## START Dataset extract
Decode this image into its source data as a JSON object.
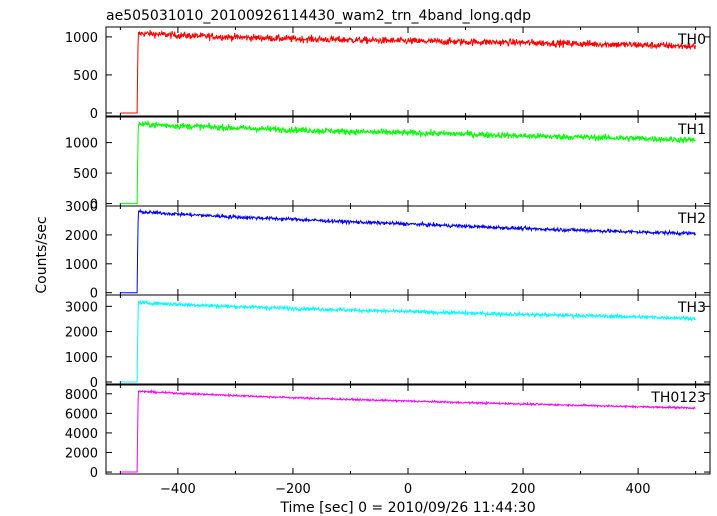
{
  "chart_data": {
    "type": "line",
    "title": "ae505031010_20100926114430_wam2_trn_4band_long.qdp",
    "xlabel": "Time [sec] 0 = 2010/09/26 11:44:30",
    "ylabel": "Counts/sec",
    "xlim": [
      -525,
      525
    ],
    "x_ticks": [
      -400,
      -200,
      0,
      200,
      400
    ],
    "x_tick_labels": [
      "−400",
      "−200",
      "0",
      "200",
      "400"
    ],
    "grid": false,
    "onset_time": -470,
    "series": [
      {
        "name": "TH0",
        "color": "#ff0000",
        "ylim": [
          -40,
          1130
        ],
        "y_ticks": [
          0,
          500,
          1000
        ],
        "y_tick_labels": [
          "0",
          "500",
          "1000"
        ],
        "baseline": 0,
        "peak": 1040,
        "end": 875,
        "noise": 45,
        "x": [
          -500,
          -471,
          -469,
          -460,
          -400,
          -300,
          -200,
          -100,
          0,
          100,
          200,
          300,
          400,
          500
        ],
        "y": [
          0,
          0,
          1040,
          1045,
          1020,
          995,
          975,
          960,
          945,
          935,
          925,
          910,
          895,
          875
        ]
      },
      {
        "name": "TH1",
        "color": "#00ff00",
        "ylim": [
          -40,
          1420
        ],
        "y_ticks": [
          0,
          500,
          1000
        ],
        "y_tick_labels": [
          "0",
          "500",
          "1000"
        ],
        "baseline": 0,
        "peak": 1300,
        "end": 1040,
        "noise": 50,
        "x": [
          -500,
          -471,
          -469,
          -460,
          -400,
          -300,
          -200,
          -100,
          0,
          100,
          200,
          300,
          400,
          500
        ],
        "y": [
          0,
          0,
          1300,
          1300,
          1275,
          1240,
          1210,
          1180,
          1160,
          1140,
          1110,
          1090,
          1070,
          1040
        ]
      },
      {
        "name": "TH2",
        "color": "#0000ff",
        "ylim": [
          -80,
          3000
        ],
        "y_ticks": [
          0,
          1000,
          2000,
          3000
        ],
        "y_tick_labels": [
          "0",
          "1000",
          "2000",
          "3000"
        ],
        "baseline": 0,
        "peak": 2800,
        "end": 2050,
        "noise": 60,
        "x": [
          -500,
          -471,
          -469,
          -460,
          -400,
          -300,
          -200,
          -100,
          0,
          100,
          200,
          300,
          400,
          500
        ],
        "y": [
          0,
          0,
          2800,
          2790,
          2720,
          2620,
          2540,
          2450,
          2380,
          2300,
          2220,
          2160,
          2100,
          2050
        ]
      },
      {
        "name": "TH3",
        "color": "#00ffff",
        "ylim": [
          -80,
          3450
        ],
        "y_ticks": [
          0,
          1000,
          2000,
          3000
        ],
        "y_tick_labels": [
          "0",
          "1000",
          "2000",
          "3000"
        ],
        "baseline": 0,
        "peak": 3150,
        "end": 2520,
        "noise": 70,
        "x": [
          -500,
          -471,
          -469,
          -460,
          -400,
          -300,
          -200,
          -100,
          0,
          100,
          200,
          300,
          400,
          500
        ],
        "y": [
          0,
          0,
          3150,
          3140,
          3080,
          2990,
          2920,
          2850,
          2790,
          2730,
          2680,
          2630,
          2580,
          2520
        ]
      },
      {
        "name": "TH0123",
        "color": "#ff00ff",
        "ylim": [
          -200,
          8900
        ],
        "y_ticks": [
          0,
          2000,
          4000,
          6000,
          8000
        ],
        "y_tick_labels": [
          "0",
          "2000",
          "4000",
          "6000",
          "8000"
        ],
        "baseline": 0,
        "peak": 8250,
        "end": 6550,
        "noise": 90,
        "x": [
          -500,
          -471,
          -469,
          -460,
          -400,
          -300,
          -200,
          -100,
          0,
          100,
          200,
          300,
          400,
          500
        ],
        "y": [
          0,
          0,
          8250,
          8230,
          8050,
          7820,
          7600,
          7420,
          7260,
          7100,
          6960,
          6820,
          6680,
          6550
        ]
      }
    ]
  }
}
## END Dataset extract
* [Set exercise]: Return only the number of lines in the entries that contain the string "peak".

* [Response to the exercise]: 5